===== EXCERPTED DATA

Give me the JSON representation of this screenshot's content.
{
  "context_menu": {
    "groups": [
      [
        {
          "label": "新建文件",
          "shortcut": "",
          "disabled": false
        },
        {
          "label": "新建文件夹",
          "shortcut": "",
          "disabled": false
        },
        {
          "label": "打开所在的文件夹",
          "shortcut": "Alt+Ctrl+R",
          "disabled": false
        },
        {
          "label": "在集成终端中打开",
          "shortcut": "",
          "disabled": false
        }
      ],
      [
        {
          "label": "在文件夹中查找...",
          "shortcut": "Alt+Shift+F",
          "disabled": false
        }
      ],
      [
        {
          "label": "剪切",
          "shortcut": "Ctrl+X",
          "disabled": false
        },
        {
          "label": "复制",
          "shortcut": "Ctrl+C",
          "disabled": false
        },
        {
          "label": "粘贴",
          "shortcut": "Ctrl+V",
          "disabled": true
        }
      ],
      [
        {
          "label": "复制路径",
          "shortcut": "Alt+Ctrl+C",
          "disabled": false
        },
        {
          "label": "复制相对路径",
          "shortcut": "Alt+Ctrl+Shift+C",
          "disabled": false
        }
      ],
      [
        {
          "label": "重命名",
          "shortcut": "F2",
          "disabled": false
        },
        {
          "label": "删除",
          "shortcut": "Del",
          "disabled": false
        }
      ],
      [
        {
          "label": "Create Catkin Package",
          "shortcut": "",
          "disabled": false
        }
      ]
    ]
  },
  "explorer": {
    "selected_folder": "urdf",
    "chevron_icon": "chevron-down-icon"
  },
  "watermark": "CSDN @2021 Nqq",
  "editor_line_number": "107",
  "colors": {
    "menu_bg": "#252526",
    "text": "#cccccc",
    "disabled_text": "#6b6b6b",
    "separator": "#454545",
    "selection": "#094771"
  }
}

==========
===== EXCERPTED DATA

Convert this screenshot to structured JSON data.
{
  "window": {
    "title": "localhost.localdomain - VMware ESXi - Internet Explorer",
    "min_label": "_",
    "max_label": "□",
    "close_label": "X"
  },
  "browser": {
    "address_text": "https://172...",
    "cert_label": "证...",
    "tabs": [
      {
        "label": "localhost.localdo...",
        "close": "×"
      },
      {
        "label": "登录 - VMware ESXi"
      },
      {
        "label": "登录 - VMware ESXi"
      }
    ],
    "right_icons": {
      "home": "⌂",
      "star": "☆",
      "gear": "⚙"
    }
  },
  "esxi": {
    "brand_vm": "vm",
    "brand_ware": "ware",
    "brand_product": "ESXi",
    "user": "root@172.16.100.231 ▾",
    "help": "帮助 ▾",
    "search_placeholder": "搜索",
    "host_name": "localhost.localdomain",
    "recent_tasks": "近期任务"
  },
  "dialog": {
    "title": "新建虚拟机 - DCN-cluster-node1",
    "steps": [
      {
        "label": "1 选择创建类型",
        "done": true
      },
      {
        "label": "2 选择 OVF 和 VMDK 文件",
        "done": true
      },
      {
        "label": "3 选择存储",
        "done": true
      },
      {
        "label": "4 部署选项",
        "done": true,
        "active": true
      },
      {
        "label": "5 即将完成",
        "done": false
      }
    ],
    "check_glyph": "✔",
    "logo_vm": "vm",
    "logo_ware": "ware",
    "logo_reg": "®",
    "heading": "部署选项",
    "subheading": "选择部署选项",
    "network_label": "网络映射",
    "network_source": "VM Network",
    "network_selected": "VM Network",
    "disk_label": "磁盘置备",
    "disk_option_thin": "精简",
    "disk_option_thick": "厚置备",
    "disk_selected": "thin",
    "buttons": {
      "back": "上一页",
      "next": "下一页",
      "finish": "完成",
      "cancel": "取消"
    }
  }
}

==========

**WRITTEN INSTRUCTION**
Go through the listing above and return every line where the word "localdomain" occurs.

**FULL ANSWER**
    "title": "localhost.localdomain - VMware ESXi - Internet Explorer",
    "host_name": "localhost.localdomain",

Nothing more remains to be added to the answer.